### TASK DIRECTIONS
From the entries below, copy every line that holds the word "right".

### Data records
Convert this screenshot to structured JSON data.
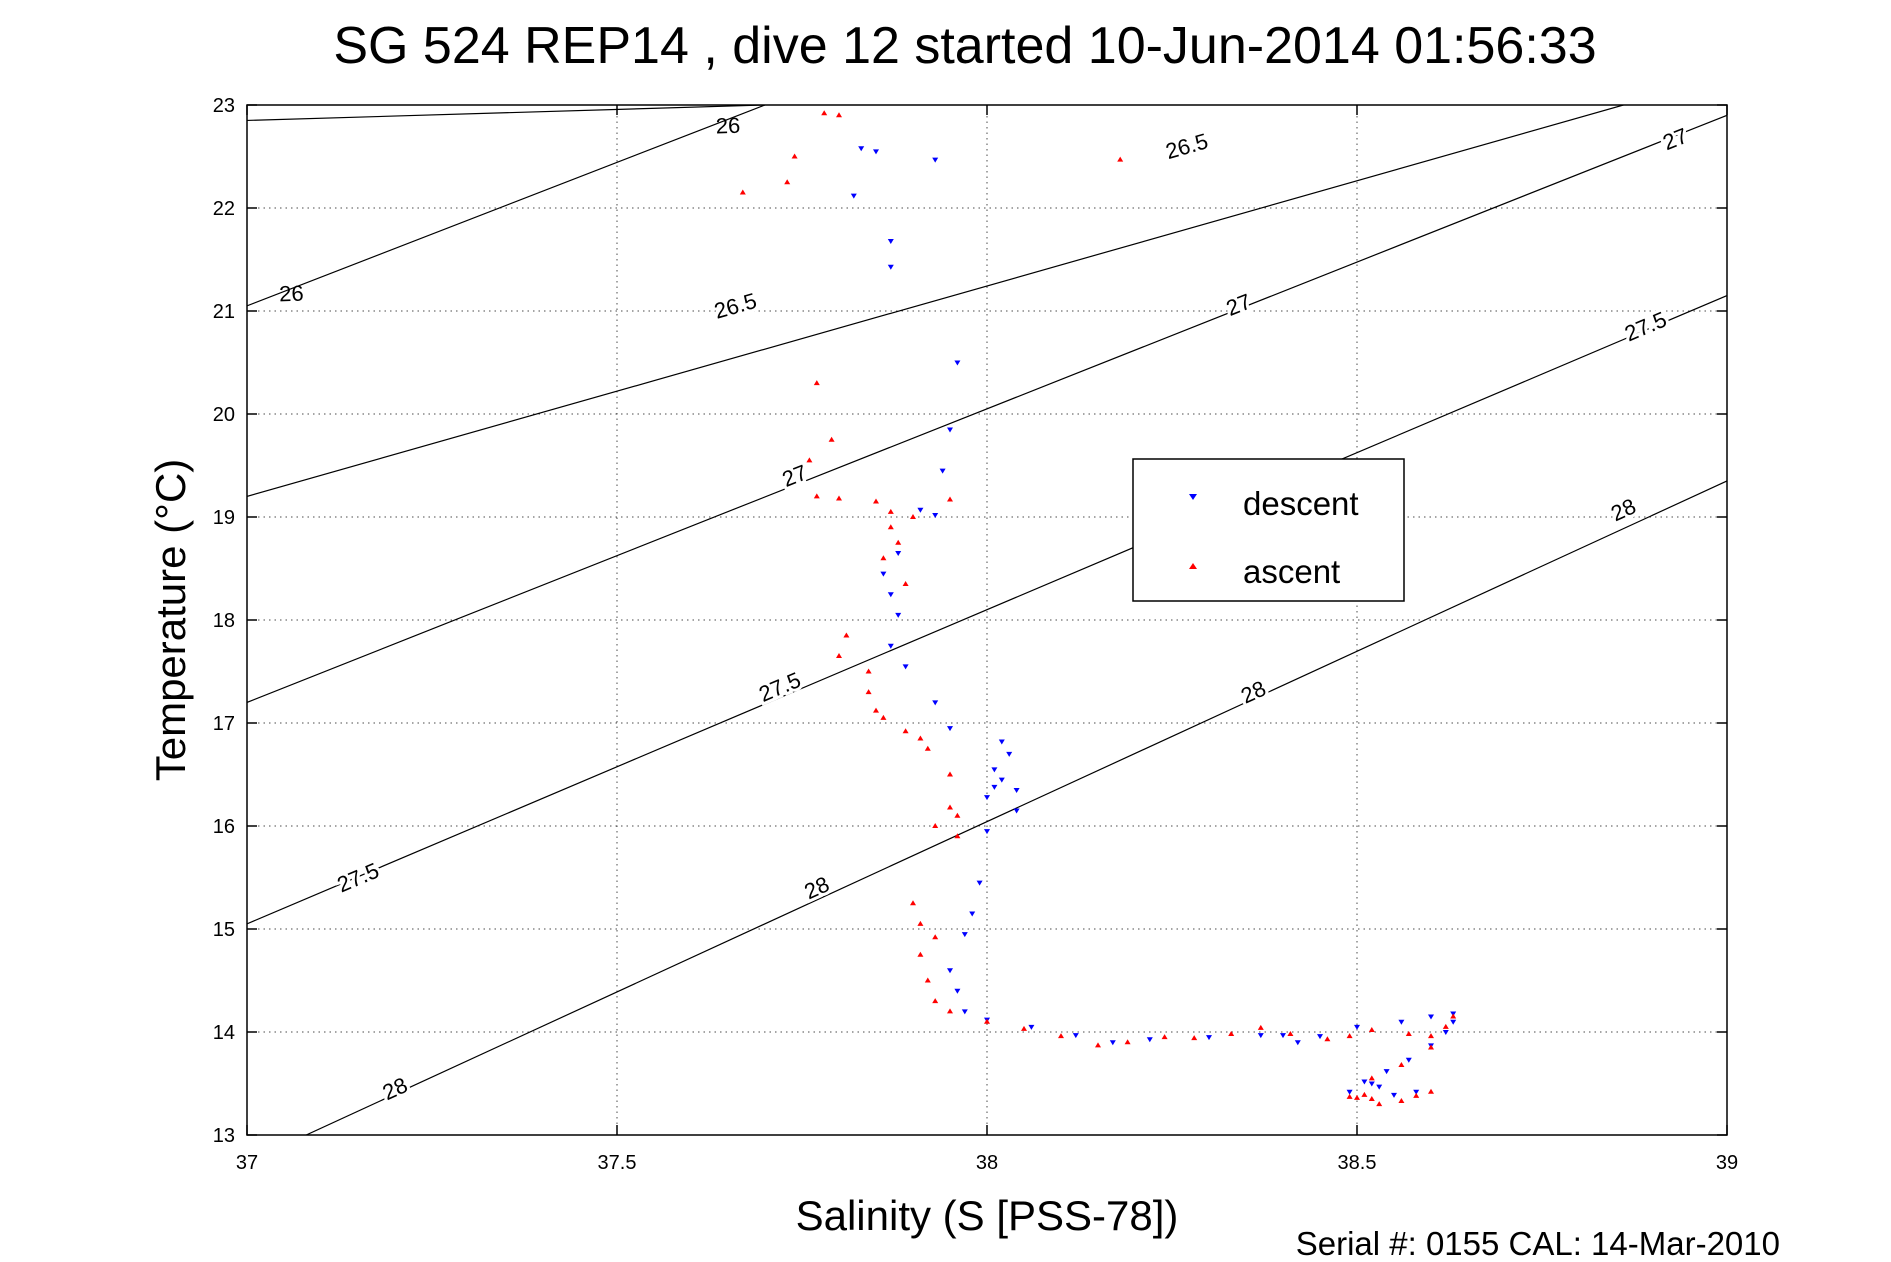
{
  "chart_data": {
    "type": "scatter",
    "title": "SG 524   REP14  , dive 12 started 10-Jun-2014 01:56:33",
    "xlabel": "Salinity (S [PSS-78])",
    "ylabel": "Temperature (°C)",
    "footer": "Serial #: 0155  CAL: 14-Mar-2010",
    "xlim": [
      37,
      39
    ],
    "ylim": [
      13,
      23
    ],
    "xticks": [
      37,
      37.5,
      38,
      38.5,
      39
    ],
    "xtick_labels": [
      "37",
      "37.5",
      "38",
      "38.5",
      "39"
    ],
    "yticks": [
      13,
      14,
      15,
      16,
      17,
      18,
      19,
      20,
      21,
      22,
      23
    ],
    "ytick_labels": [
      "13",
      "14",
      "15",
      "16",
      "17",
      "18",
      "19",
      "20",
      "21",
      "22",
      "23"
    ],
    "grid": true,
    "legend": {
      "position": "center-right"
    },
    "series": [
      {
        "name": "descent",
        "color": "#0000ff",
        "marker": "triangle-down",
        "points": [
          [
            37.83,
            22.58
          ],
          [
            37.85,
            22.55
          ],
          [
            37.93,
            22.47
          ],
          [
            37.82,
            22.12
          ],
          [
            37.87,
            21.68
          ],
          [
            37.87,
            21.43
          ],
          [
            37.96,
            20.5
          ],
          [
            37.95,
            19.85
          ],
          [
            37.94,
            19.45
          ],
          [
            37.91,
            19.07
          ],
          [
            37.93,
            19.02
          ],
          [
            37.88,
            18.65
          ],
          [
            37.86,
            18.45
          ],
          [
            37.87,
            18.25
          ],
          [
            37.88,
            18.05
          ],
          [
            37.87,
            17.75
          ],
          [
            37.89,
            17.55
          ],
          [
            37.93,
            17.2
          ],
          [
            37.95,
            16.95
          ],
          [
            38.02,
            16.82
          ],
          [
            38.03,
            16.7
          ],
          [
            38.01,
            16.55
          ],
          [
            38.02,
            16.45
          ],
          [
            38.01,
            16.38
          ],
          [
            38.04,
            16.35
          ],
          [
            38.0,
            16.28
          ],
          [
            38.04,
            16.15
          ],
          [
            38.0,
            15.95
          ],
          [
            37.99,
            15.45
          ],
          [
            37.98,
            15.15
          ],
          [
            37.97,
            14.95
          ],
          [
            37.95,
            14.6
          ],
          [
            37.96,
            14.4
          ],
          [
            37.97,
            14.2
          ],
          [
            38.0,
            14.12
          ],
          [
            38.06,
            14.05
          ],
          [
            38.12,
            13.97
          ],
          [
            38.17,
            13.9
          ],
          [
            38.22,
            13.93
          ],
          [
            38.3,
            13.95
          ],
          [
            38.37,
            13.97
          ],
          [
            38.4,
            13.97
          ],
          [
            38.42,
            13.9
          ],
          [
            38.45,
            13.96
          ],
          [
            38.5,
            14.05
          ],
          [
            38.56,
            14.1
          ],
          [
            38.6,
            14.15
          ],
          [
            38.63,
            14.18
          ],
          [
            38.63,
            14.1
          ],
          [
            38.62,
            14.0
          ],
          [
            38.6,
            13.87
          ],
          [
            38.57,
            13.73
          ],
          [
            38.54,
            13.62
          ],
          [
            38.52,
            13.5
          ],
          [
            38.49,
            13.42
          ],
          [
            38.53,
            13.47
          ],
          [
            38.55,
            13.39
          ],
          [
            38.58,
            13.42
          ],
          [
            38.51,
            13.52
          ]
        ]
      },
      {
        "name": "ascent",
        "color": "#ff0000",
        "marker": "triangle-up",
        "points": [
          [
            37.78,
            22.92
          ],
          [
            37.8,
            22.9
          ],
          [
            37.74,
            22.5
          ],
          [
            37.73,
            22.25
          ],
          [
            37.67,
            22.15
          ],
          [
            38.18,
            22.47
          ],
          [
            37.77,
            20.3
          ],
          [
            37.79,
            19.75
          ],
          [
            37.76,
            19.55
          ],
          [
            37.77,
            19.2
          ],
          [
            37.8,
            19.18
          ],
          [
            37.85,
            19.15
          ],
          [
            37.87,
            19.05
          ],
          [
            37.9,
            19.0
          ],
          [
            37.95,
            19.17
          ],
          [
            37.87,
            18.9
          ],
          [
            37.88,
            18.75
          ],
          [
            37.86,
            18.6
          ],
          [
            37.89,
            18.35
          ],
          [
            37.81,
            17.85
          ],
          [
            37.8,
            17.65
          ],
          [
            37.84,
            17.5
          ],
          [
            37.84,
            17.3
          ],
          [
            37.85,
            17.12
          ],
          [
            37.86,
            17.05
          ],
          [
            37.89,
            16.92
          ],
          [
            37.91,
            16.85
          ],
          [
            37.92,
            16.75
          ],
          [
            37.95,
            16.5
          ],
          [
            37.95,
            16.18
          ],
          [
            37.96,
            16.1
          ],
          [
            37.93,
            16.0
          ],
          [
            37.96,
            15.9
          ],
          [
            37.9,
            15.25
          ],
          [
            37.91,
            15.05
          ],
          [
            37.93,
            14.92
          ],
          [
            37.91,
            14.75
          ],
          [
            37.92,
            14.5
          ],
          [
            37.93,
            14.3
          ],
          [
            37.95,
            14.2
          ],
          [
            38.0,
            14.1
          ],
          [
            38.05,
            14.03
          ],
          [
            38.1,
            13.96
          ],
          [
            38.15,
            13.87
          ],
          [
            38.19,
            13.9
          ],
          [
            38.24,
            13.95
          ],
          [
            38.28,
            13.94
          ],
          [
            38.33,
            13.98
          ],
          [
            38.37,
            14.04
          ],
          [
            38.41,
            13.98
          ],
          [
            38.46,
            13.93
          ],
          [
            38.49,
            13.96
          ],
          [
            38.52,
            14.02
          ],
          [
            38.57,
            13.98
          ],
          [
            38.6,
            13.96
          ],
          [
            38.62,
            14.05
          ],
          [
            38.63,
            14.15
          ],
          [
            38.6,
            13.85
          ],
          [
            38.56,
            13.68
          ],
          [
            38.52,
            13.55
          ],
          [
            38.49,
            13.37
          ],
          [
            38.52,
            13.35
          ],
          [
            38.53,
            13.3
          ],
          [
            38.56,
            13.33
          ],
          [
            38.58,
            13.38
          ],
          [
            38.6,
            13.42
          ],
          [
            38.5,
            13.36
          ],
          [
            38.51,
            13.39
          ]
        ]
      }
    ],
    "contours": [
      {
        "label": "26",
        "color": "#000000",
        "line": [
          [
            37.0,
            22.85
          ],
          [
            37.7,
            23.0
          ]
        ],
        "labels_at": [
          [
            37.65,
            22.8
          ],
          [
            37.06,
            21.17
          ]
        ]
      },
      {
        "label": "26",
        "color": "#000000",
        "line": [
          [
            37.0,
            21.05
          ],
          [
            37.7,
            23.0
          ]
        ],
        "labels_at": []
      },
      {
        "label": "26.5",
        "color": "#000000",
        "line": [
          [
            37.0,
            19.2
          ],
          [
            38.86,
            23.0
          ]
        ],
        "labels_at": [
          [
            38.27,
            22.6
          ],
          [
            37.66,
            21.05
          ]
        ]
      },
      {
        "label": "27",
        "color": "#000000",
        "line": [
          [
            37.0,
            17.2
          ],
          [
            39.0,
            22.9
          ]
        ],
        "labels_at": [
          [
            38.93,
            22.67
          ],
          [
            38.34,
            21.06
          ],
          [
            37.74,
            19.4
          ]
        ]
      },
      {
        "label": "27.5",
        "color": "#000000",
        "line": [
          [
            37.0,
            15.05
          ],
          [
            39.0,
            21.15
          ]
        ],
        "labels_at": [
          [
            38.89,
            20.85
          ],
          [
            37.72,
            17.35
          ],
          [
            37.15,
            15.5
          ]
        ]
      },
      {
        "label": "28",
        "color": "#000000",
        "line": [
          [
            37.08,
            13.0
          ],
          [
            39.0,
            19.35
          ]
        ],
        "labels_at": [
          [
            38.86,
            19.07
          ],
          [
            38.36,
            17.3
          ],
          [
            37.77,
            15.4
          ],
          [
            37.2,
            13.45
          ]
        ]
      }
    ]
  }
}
--
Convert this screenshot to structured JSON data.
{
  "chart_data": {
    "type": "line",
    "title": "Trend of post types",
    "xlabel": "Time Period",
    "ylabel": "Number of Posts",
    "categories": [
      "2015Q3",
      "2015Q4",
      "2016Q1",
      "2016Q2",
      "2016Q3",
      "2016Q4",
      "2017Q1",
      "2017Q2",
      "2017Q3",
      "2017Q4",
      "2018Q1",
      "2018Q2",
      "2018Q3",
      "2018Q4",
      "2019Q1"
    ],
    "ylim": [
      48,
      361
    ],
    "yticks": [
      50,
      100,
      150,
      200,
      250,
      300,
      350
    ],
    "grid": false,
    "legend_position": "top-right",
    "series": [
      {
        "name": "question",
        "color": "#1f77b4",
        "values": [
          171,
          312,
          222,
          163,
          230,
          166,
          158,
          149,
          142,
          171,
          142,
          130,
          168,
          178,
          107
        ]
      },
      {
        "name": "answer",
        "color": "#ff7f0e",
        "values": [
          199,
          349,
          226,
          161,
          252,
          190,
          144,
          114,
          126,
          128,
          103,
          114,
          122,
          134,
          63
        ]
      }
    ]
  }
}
---
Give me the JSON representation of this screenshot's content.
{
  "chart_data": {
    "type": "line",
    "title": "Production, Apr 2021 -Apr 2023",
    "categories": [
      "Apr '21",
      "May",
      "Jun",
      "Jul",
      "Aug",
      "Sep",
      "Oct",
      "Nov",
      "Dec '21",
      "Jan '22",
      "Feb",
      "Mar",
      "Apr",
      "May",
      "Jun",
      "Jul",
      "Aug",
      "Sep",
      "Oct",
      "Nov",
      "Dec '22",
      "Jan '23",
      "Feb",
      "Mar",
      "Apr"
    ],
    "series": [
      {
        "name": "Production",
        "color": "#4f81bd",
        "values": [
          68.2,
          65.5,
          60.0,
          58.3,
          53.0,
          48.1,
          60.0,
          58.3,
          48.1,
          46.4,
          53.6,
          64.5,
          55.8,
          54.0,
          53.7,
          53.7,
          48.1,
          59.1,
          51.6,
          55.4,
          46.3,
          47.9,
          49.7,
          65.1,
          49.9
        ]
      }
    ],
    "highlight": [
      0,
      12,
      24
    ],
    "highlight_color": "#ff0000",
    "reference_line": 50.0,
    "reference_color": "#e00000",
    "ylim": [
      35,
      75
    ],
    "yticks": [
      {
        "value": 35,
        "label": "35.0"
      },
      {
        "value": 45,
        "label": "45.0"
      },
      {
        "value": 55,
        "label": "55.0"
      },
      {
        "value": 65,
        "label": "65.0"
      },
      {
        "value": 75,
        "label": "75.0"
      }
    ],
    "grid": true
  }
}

### ANSWER TO THIS PROBLEM
      "position": "center-right"
    "legend_position": "top-right",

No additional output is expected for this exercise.